╔══

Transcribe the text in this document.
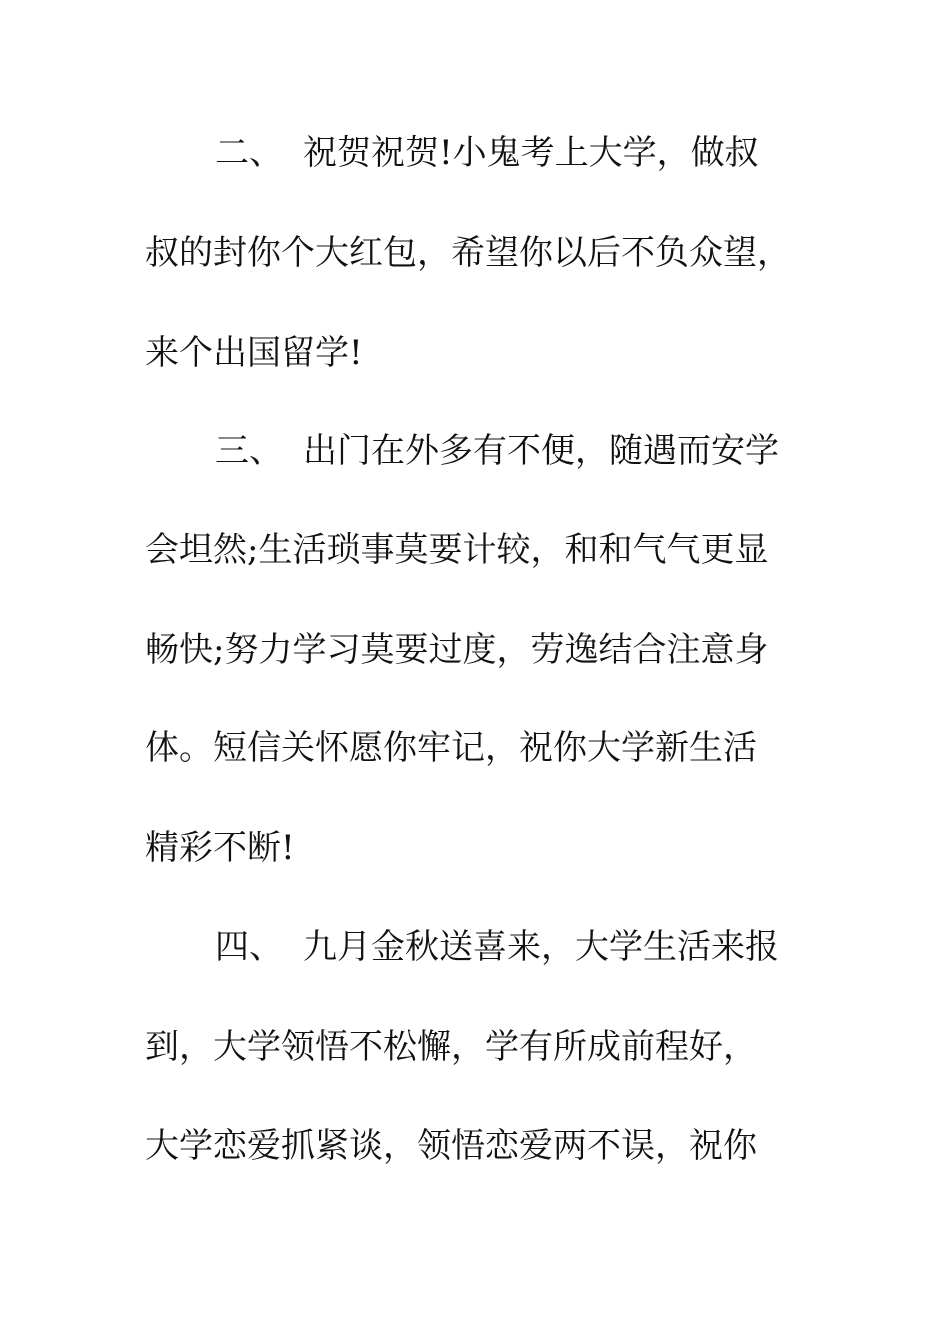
二、 祝贺祝贺!小鬼考上大学，做叔
叔的封你个大红包，希望你以后不负众望，
来个出国留学!
三、 出门在外多有不便，随遇而安学
会坦然;生活琐事莫要计较，和和气气更显
畅快;努力学习莫要过度，劳逸结合注意身
体。短信关怀愿你牢记，祝你大学新生活
精彩不断!
四、 九月金秋送喜来，大学生活来报
到，大学领悟不松懈，学有所成前程好，
大学恋爱抓紧谈，领悟恋爱两不误，祝你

╚══

- Aim of the exercise
Set the listing down in full and exactly. Pictures within it should not appear in the copy.

- Task solution
Transcribe the text in this document.
二、 祝贺祝贺!小鬼考上大学，做叔
叔的封你个大红包，希望你以后不负众望，
来个出国留学!
三、 出门在外多有不便，随遇而安学
会坦然;生活琐事莫要计较，和和气气更显
畅快;努力学习莫要过度，劳逸结合注意身
体。短信关怀愿你牢记，祝你大学新生活
精彩不断!
四、 九月金秋送喜来，大学生活来报
到，大学领悟不松懈，学有所成前程好，
大学恋爱抓紧谈，领悟恋爱两不误，祝你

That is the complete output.